* [Required task]
Copy the listing below line for line, leaving out the picture.
[start]
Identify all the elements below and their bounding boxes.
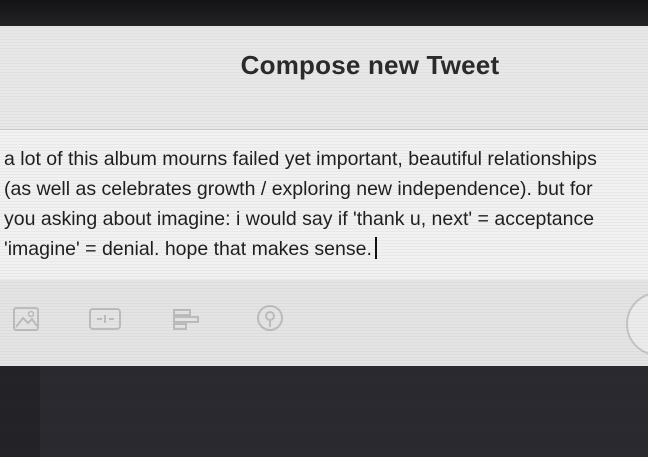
- screen: Compose new Tweet a lot of this album mo…: [0, 0, 648, 457]
- text-caret: [374, 237, 377, 259]
- location-icon[interactable]: [253, 302, 287, 336]
- dialog-header: Compose new Tweet: [0, 26, 648, 126]
- tweet-text-line: (as well as celebrates growth / explorin…: [4, 178, 593, 200]
- image-icon[interactable]: [9, 302, 43, 336]
- tweet-text-line: you asking about imagine: i would say if…: [4, 208, 595, 230]
- tweet-text: a lot of this album mourns failed yet im…: [4, 144, 648, 264]
- dialog-title: Compose new Tweet: [240, 50, 500, 80]
- tweet-textarea[interactable]: a lot of this album mourns failed yet im…: [0, 129, 648, 281]
- tweet-text-line: a lot of this album mourns failed yet im…: [4, 148, 597, 170]
- gif-icon[interactable]: [88, 302, 122, 336]
- tweet-text-line: 'imagine' = denial. hope that makes sens…: [4, 238, 372, 260]
- background-area: [0, 366, 648, 457]
- background-strip: [0, 366, 40, 457]
- poll-icon[interactable]: [170, 302, 204, 336]
- compose-tweet-dialog: Compose new Tweet a lot of this album mo…: [0, 26, 648, 366]
- tweet-button[interactable]: [626, 292, 648, 356]
- top-bezel: [0, 0, 648, 26]
- compose-toolbar: [0, 280, 648, 366]
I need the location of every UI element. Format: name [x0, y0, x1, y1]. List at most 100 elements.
[end]
* [Exercise solution]
Identify all the elements below and their bounding boxes.
- screen: Compose new Tweet a lot of this album mo…: [0, 0, 648, 457]
- text-caret: [374, 237, 377, 259]
- location-icon[interactable]: [253, 302, 287, 336]
- dialog-header: Compose new Tweet: [0, 26, 648, 126]
- tweet-text-line: (as well as celebrates growth / explorin…: [4, 178, 593, 200]
- image-icon[interactable]: [9, 302, 43, 336]
- tweet-text-line: you asking about imagine: i would say if…: [4, 208, 595, 230]
- tweet-text: a lot of this album mourns failed yet im…: [4, 144, 648, 264]
- dialog-title: Compose new Tweet: [240, 50, 500, 80]
- tweet-textarea[interactable]: a lot of this album mourns failed yet im…: [0, 129, 648, 281]
- tweet-text-line: a lot of this album mourns failed yet im…: [4, 148, 597, 170]
- gif-icon[interactable]: [88, 302, 122, 336]
- tweet-text-line: 'imagine' = denial. hope that makes sens…: [4, 238, 372, 260]
- background-area: [0, 366, 648, 457]
- background-strip: [0, 366, 40, 457]
- poll-icon[interactable]: [170, 302, 204, 336]
- compose-tweet-dialog: Compose new Tweet a lot of this album mo…: [0, 26, 648, 366]
- tweet-button[interactable]: [626, 292, 648, 356]
- top-bezel: [0, 0, 648, 26]
- compose-toolbar: [0, 280, 648, 366]
I need the location of every UI element. Format: name [x0, y0, x1, y1]. List at most 100 elements.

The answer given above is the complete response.